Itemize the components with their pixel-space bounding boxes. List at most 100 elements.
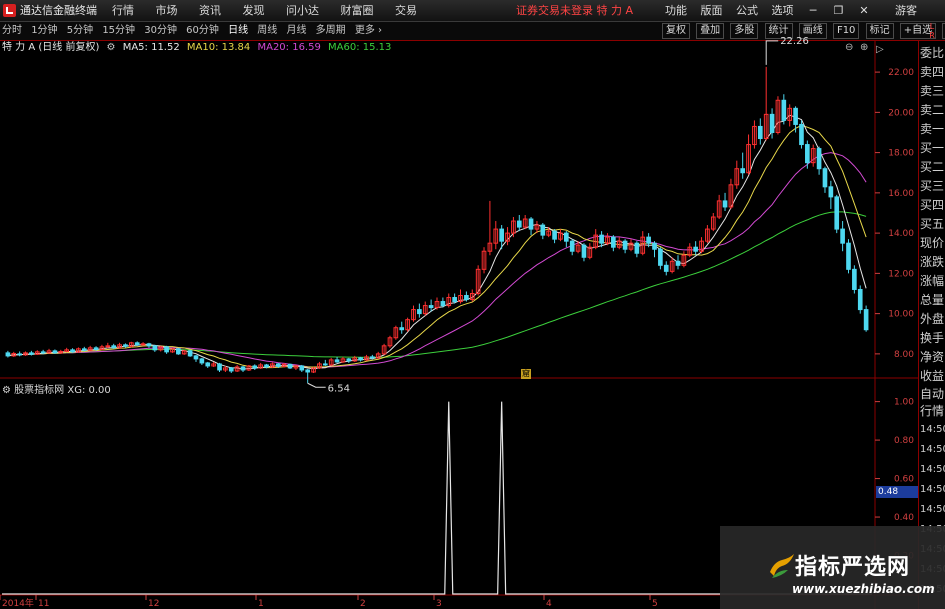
indicator-name: 股票指标网 bbox=[14, 385, 65, 396]
candle-down bbox=[440, 301, 446, 307]
low-pointer bbox=[307, 382, 326, 388]
ma60-line bbox=[7, 211, 867, 358]
right-panel-item[interactable]: 卖二 bbox=[920, 103, 944, 117]
y-tick-label: 14.00 bbox=[888, 229, 914, 239]
ma10-line bbox=[7, 124, 867, 369]
candle-down bbox=[740, 168, 745, 174]
candle-down bbox=[528, 218, 534, 230]
right-panel-item[interactable]: 外盘 bbox=[920, 312, 944, 326]
candle-down bbox=[299, 365, 305, 371]
y-tick-label: 18.00 bbox=[888, 149, 914, 159]
candle-down bbox=[452, 297, 457, 303]
kline-chart[interactable]: 22.00 20.00 18.00 16.00 14.00 12.00 10.00 8.00 1… bbox=[0, 0, 945, 609]
indicator-settings-icon[interactable]: ⚙ bbox=[2, 385, 11, 396]
x-tick-label: 1 bbox=[258, 599, 264, 609]
candle-down bbox=[428, 305, 434, 309]
candle-down bbox=[5, 352, 11, 357]
candle-down bbox=[663, 264, 669, 272]
x-tick-label: 2014年 bbox=[2, 597, 34, 609]
x-tick-label: 12 bbox=[148, 599, 159, 609]
candle-down bbox=[634, 242, 640, 254]
candle-down bbox=[516, 220, 522, 228]
candle-down bbox=[793, 107, 798, 125]
y-tick-label: 10.00 bbox=[888, 310, 914, 320]
right-panel-item[interactable]: 换手 bbox=[920, 331, 944, 345]
right-panel-item[interactable]: 卖三 bbox=[920, 84, 944, 98]
right-panel-item[interactable]: 行情 bbox=[920, 404, 944, 418]
candle-down bbox=[228, 367, 234, 372]
candle-down bbox=[217, 363, 222, 371]
candle-down bbox=[52, 350, 58, 354]
right-panel-item[interactable]: 涨跌 bbox=[920, 255, 944, 269]
x-tick-label: 4 bbox=[546, 599, 552, 609]
candle-down bbox=[652, 242, 657, 250]
right-panel-item[interactable]: 买二 bbox=[920, 160, 944, 174]
candle-down bbox=[857, 288, 863, 311]
tick-time: 14:50 bbox=[920, 504, 945, 515]
candle-down bbox=[164, 346, 169, 353]
current-value-box: 0.48 bbox=[876, 486, 918, 498]
right-panel-item[interactable]: 现价 bbox=[920, 236, 944, 250]
candle-down bbox=[199, 358, 205, 364]
candle-down bbox=[781, 99, 787, 121]
candle-down bbox=[40, 351, 46, 354]
candle-down bbox=[205, 362, 211, 367]
chart-grid: 22.00 20.00 18.00 16.00 14.00 12.00 10.00 8.00 1… bbox=[0, 41, 918, 609]
candle-down bbox=[70, 349, 75, 353]
candle-down bbox=[275, 363, 281, 367]
candle-down bbox=[846, 242, 851, 270]
candle-down bbox=[863, 309, 869, 331]
candle-down bbox=[622, 240, 628, 250]
low-price-label: 6.54 bbox=[328, 383, 350, 394]
right-panel-item[interactable]: 涨幅 bbox=[920, 274, 944, 288]
chart-annotations: 22.26 6.54 bbox=[307, 36, 809, 394]
watermark-url: www.xuezhibiao.com bbox=[792, 582, 935, 596]
right-panel-item[interactable]: 买一 bbox=[920, 141, 944, 155]
candle-down bbox=[816, 148, 822, 170]
right-panel-item[interactable]: 买四 bbox=[920, 198, 944, 212]
candle-down bbox=[834, 196, 840, 230]
candle-down bbox=[111, 345, 117, 349]
y-tick-label: 12.00 bbox=[888, 269, 914, 279]
right-panel-item[interactable]: 买五 bbox=[920, 217, 944, 231]
y-tick-label: 22.00 bbox=[888, 68, 914, 78]
candlestick-series bbox=[5, 66, 869, 384]
candle-down bbox=[322, 363, 328, 366]
candle-down bbox=[305, 369, 310, 373]
x-tick-label: 3 bbox=[436, 599, 442, 609]
right-panel-item[interactable]: 总量 bbox=[920, 293, 944, 307]
candle-down bbox=[722, 200, 728, 208]
right-panel-item[interactable]: 净资 bbox=[920, 350, 944, 364]
y-tick-label: 20.00 bbox=[888, 108, 914, 118]
candle-down bbox=[464, 295, 469, 301]
candle-down bbox=[540, 224, 546, 236]
candle-down bbox=[334, 359, 340, 363]
candle-down bbox=[123, 344, 128, 347]
candle-down bbox=[240, 366, 246, 371]
candle-down bbox=[93, 347, 99, 350]
right-panel-item[interactable]: 自动 bbox=[920, 387, 944, 401]
right-panel-item[interactable]: 收益 bbox=[920, 369, 944, 383]
x-tick-label: 2 bbox=[360, 599, 366, 609]
right-panel-item[interactable]: 卖四 bbox=[920, 65, 944, 79]
candle-down bbox=[646, 236, 651, 244]
candle-down bbox=[17, 353, 22, 356]
right-panel-item[interactable]: 委比 bbox=[920, 46, 944, 60]
high-price-label: 22.26 bbox=[780, 36, 809, 47]
indicator-value: XG: 0.00 bbox=[67, 385, 111, 396]
candle-down bbox=[569, 240, 575, 252]
right-panel-item[interactable]: 卖一 bbox=[920, 122, 944, 136]
sub-y-tick-label: 0.40 bbox=[894, 513, 914, 523]
candle-down bbox=[399, 327, 405, 331]
candle-down bbox=[176, 348, 181, 355]
candle-down bbox=[152, 345, 158, 351]
candle-down bbox=[193, 355, 199, 360]
right-panel-item[interactable]: 买三 bbox=[920, 179, 944, 193]
tick-time: 14:50 bbox=[920, 444, 945, 455]
watermark-logo-icon bbox=[770, 554, 794, 578]
candle-down bbox=[769, 113, 775, 133]
info-mine-marker[interactable]: 窟 bbox=[521, 369, 531, 379]
candle-down bbox=[146, 343, 152, 347]
candle-down bbox=[358, 357, 363, 361]
x-tick-label: 5 bbox=[652, 599, 658, 609]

What to do.
Count the lines in the entries that contain the string "icon", treating uppercase and lowercase as different. Reply with the number only.

Output of the exercise.
2